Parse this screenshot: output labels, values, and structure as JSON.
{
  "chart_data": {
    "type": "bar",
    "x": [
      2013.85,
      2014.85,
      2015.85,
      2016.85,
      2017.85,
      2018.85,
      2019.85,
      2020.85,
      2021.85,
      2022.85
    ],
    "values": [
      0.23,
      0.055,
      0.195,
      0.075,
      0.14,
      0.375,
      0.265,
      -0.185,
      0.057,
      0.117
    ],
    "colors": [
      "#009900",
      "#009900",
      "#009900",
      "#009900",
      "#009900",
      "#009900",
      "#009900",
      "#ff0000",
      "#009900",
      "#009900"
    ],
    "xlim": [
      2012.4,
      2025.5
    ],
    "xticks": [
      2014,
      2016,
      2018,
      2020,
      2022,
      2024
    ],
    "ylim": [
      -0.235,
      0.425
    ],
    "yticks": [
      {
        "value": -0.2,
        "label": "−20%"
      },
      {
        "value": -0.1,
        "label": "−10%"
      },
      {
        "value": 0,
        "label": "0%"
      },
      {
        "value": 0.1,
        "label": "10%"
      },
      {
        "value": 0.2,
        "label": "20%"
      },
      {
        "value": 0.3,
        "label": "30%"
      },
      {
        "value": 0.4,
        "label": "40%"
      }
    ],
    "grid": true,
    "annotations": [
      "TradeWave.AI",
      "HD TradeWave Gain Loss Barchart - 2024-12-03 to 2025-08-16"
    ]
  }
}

○ ○ ○ ○ ○

__Given exercise__
Extract the complete listing above, reproducing each line exactly.

__Completed task__
Parse this screenshot: output labels, values, and structure as JSON.
{
  "chart_data": {
    "type": "bar",
    "x": [
      2013.85,
      2014.85,
      2015.85,
      2016.85,
      2017.85,
      2018.85,
      2019.85,
      2020.85,
      2021.85,
      2022.85
    ],
    "values": [
      0.23,
      0.055,
      0.195,
      0.075,
      0.14,
      0.375,
      0.265,
      -0.185,
      0.057,
      0.117
    ],
    "colors": [
      "#009900",
      "#009900",
      "#009900",
      "#009900",
      "#009900",
      "#009900",
      "#009900",
      "#ff0000",
      "#009900",
      "#009900"
    ],
    "xlim": [
      2012.4,
      2025.5
    ],
    "xticks": [
      2014,
      2016,
      2018,
      2020,
      2022,
      2024
    ],
    "ylim": [
      -0.235,
      0.425
    ],
    "yticks": [
      {
        "value": -0.2,
        "label": "−20%"
      },
      {
        "value": -0.1,
        "label": "−10%"
      },
      {
        "value": 0,
        "label": "0%"
      },
      {
        "value": 0.1,
        "label": "10%"
      },
      {
        "value": 0.2,
        "label": "20%"
      },
      {
        "value": 0.3,
        "label": "30%"
      },
      {
        "value": 0.4,
        "label": "40%"
      }
    ],
    "grid": true,
    "annotations": [
      "TradeWave.AI",
      "HD TradeWave Gain Loss Barchart - 2024-12-03 to 2025-08-16"
    ]
  }
}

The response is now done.